'''

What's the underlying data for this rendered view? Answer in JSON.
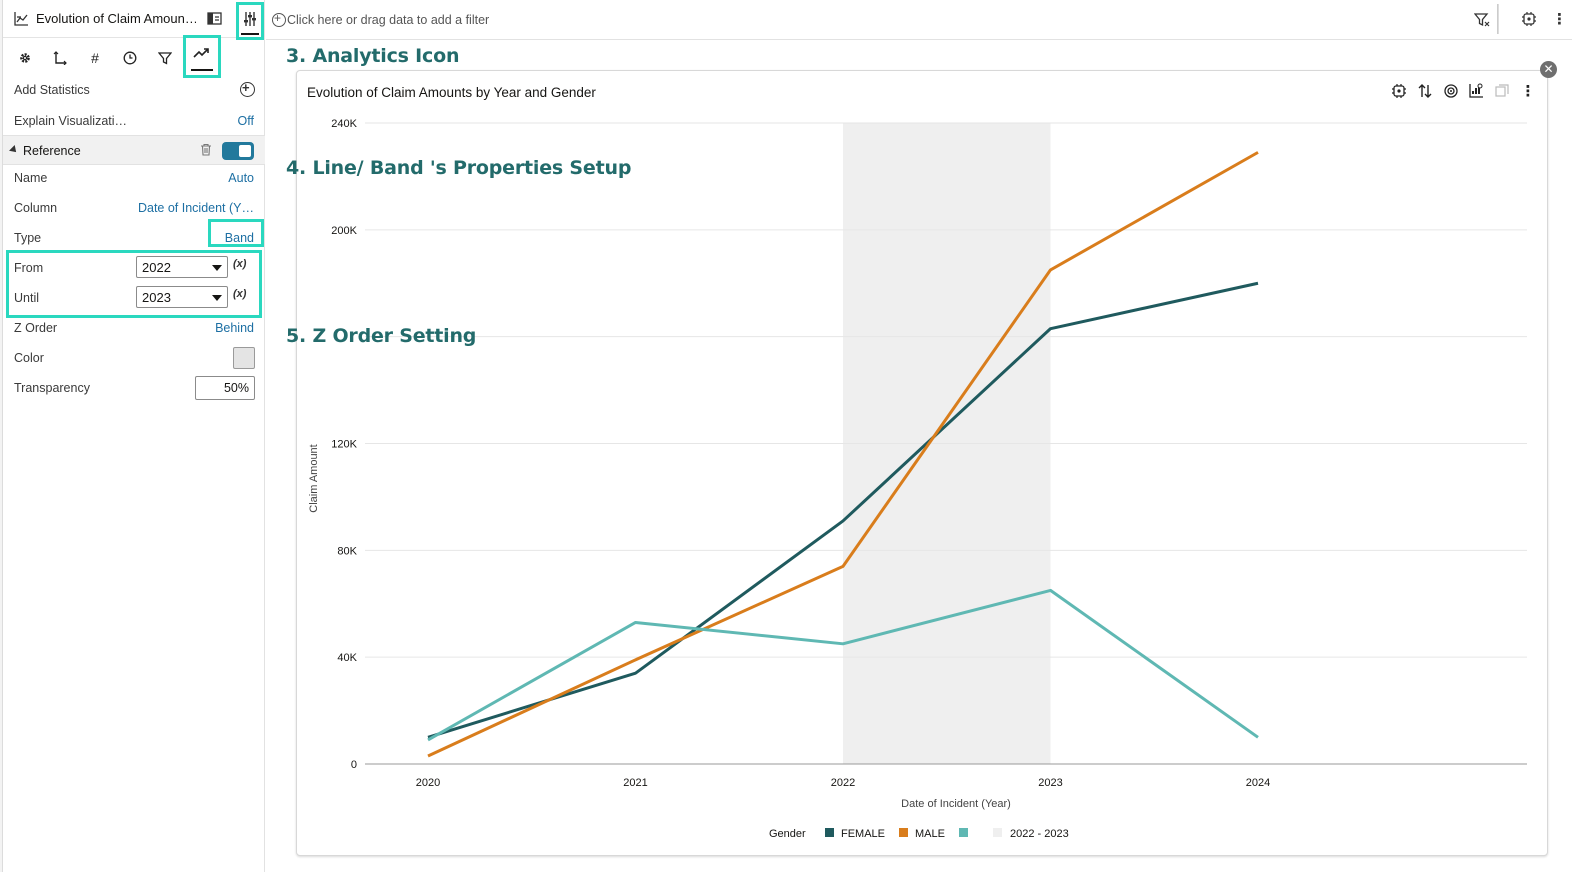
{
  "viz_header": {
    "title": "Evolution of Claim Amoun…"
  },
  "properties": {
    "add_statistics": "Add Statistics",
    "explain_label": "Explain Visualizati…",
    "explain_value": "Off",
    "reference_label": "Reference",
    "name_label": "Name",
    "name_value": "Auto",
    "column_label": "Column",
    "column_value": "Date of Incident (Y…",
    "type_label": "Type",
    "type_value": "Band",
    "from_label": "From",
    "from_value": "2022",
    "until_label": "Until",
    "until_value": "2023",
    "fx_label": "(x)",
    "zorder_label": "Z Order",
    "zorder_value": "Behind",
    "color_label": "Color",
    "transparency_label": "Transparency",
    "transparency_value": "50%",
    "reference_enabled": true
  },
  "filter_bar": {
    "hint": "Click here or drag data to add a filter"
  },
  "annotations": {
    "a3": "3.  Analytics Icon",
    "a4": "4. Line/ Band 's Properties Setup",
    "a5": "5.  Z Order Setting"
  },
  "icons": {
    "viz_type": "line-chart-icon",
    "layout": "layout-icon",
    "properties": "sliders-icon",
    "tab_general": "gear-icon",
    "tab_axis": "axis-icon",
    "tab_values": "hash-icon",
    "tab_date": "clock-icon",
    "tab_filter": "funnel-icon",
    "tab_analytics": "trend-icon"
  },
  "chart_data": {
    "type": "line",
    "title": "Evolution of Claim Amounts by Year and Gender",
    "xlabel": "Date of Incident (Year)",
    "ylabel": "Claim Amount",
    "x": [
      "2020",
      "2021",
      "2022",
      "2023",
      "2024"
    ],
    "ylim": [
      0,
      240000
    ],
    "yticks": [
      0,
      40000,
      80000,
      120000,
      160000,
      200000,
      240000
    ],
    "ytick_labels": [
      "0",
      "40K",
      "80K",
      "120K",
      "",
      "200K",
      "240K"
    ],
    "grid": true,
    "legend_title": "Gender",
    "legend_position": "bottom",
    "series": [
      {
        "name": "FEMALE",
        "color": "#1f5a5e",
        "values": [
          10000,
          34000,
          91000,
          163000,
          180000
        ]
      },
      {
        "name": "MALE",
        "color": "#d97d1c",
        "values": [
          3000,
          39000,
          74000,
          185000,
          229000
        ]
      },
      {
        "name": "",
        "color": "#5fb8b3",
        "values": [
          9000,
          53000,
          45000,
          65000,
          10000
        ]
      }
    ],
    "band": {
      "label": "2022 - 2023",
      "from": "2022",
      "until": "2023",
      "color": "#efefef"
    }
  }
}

'''

Repeat each entry exactly. Pictures do not belong in the copy.

### RESULT FOR THIS EXERCISE
What's the underlying data for this rendered view? Answer in JSON.
{
  "viz_header": {
    "title": "Evolution of Claim Amoun…"
  },
  "properties": {
    "add_statistics": "Add Statistics",
    "explain_label": "Explain Visualizati…",
    "explain_value": "Off",
    "reference_label": "Reference",
    "name_label": "Name",
    "name_value": "Auto",
    "column_label": "Column",
    "column_value": "Date of Incident (Y…",
    "type_label": "Type",
    "type_value": "Band",
    "from_label": "From",
    "from_value": "2022",
    "until_label": "Until",
    "until_value": "2023",
    "fx_label": "(x)",
    "zorder_label": "Z Order",
    "zorder_value": "Behind",
    "color_label": "Color",
    "transparency_label": "Transparency",
    "transparency_value": "50%",
    "reference_enabled": true
  },
  "filter_bar": {
    "hint": "Click here or drag data to add a filter"
  },
  "annotations": {
    "a3": "3.  Analytics Icon",
    "a4": "4. Line/ Band 's Properties Setup",
    "a5": "5.  Z Order Setting"
  },
  "icons": {
    "viz_type": "line-chart-icon",
    "layout": "layout-icon",
    "properties": "sliders-icon",
    "tab_general": "gear-icon",
    "tab_axis": "axis-icon",
    "tab_values": "hash-icon",
    "tab_date": "clock-icon",
    "tab_filter": "funnel-icon",
    "tab_analytics": "trend-icon"
  },
  "chart_data": {
    "type": "line",
    "title": "Evolution of Claim Amounts by Year and Gender",
    "xlabel": "Date of Incident (Year)",
    "ylabel": "Claim Amount",
    "x": [
      "2020",
      "2021",
      "2022",
      "2023",
      "2024"
    ],
    "ylim": [
      0,
      240000
    ],
    "yticks": [
      0,
      40000,
      80000,
      120000,
      160000,
      200000,
      240000
    ],
    "ytick_labels": [
      "0",
      "40K",
      "80K",
      "120K",
      "",
      "200K",
      "240K"
    ],
    "grid": true,
    "legend_title": "Gender",
    "legend_position": "bottom",
    "series": [
      {
        "name": "FEMALE",
        "color": "#1f5a5e",
        "values": [
          10000,
          34000,
          91000,
          163000,
          180000
        ]
      },
      {
        "name": "MALE",
        "color": "#d97d1c",
        "values": [
          3000,
          39000,
          74000,
          185000,
          229000
        ]
      },
      {
        "name": "",
        "color": "#5fb8b3",
        "values": [
          9000,
          53000,
          45000,
          65000,
          10000
        ]
      }
    ],
    "band": {
      "label": "2022 - 2023",
      "from": "2022",
      "until": "2023",
      "color": "#efefef"
    }
  }
}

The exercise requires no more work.